## OBJECTIVE
Wherever the string "value" appears in a line, extract that line.

* * * * * * *

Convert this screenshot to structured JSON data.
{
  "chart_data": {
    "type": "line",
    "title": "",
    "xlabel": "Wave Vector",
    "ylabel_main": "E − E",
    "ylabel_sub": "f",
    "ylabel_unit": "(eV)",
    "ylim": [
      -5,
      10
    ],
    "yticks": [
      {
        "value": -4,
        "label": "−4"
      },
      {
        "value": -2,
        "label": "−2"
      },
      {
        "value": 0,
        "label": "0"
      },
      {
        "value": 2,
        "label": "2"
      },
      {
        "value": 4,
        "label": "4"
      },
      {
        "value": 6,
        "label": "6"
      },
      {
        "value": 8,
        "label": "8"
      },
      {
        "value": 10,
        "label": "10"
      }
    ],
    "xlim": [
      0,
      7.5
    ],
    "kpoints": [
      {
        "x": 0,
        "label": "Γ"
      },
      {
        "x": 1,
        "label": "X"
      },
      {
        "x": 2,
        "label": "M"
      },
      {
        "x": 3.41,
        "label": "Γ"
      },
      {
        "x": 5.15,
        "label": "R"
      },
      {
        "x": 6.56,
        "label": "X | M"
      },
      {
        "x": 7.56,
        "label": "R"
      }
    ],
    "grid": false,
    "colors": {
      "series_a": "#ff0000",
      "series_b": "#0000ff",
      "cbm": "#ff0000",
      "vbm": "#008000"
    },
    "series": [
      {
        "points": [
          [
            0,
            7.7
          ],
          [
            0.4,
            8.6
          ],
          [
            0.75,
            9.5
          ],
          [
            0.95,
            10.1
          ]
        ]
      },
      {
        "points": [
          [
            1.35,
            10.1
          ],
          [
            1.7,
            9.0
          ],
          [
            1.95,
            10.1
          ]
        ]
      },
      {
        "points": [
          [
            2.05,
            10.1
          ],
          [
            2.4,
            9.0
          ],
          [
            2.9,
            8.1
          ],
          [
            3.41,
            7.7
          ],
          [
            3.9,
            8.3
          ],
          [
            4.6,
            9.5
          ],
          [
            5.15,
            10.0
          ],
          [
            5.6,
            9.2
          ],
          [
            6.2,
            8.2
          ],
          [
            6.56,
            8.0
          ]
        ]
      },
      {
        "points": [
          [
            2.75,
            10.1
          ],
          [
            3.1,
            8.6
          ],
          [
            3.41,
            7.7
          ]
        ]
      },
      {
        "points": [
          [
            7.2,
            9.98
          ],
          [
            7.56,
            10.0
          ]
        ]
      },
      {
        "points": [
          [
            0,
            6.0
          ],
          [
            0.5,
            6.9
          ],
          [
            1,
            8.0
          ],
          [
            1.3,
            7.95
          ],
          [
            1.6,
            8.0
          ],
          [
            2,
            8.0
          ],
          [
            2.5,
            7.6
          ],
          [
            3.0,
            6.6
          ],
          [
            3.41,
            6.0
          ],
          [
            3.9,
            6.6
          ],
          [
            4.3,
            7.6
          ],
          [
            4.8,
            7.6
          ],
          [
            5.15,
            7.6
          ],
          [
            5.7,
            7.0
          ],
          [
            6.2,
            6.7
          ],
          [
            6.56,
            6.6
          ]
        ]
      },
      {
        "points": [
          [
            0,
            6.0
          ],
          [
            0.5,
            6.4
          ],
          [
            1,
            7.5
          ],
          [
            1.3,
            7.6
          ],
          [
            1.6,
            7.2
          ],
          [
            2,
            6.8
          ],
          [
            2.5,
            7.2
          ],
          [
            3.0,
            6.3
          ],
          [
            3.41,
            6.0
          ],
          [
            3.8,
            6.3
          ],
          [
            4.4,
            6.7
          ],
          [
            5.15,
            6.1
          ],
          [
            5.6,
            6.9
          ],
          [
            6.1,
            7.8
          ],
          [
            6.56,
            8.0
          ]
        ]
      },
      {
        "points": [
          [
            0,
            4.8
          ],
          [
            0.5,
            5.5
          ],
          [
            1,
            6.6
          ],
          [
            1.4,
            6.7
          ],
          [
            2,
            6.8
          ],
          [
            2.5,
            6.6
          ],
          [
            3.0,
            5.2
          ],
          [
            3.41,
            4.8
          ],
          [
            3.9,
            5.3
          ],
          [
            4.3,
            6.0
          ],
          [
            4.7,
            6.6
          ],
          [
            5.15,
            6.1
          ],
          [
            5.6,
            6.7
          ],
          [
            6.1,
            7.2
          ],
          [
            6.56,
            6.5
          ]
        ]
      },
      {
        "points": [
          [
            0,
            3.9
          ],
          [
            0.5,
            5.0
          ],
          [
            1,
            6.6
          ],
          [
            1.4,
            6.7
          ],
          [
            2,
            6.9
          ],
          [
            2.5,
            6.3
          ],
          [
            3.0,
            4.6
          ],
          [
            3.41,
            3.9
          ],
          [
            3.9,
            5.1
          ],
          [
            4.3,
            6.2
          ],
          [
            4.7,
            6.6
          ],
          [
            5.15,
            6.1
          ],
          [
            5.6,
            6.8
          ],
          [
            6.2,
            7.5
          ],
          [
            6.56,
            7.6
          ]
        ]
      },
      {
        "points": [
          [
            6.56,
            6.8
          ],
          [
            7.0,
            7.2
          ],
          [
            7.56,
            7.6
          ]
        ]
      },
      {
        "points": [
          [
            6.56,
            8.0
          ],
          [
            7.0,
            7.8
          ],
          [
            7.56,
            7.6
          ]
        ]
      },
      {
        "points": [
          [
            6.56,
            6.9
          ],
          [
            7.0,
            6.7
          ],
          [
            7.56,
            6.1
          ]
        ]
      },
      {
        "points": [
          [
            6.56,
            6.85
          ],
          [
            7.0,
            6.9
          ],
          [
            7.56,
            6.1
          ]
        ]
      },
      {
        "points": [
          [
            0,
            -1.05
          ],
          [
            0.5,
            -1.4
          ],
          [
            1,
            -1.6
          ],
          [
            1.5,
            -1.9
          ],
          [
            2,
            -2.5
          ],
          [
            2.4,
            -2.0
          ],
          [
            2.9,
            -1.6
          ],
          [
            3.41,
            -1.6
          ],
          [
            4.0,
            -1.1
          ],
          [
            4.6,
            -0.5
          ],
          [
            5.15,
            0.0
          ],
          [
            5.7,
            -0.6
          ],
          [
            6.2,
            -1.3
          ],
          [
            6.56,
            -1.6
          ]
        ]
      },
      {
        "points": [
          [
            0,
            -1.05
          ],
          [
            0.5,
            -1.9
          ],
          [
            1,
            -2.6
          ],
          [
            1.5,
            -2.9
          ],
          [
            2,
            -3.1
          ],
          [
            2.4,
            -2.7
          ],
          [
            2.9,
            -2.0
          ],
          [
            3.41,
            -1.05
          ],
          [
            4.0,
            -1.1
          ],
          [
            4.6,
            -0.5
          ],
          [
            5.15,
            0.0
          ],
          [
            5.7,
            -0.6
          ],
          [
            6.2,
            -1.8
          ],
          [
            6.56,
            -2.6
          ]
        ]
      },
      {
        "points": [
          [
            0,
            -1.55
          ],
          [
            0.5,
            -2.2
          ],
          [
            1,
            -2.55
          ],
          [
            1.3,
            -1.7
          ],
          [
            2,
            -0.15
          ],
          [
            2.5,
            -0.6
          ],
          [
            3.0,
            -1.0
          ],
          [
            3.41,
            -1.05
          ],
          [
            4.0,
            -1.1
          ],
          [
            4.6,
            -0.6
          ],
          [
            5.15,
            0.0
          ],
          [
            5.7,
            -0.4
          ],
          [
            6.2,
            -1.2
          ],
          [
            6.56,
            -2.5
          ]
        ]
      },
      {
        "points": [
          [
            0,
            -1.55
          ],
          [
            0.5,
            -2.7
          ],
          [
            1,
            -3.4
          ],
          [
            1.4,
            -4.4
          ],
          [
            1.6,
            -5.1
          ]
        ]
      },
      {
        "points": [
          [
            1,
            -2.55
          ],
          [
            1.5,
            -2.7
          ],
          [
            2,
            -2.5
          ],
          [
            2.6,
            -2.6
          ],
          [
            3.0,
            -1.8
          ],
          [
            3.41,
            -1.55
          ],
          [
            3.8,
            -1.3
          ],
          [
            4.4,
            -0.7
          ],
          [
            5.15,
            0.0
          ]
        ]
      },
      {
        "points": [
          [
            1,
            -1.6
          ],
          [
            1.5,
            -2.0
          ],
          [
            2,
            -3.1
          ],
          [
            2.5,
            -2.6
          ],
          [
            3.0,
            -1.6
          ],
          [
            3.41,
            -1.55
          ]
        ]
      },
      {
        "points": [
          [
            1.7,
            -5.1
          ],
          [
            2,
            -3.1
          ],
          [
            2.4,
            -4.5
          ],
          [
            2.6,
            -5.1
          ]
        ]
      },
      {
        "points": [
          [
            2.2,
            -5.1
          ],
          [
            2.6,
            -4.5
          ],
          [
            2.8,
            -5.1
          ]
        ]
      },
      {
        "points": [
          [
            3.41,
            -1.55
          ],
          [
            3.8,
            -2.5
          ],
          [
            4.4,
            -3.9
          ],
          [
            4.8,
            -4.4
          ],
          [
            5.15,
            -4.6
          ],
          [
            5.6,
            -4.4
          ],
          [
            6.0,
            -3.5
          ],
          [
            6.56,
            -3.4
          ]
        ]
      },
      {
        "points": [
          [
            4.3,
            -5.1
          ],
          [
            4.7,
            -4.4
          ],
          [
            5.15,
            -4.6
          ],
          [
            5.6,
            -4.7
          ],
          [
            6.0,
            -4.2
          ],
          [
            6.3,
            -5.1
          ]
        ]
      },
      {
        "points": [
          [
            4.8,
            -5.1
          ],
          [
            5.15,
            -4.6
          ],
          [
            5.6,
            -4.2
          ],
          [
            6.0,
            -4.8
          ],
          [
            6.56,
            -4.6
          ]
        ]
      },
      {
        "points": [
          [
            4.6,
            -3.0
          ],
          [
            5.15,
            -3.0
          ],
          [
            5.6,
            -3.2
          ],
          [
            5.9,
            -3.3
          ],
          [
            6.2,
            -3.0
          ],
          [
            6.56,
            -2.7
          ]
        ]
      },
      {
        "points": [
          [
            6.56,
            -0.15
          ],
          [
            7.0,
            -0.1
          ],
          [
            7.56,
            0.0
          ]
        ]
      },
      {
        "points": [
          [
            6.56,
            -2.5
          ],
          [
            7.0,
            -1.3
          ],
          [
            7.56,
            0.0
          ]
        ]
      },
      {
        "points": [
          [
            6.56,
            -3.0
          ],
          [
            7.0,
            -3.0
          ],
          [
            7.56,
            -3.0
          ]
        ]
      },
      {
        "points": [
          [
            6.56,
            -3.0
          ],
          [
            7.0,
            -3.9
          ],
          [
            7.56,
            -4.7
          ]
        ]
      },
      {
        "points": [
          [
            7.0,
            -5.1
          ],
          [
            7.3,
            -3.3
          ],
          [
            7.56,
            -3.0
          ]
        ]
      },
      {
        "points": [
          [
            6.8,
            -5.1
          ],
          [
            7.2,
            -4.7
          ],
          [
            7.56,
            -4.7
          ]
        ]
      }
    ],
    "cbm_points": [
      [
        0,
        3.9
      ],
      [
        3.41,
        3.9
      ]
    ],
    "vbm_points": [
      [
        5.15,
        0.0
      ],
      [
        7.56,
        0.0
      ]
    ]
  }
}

* * * * * * *

## SOLUTION BELOW
        "value": -4,
        "value": -2,
        "value": 0,
        "value": 2,
        "value": 4,
        "value": 6,
        "value": 8,
        "value": 10,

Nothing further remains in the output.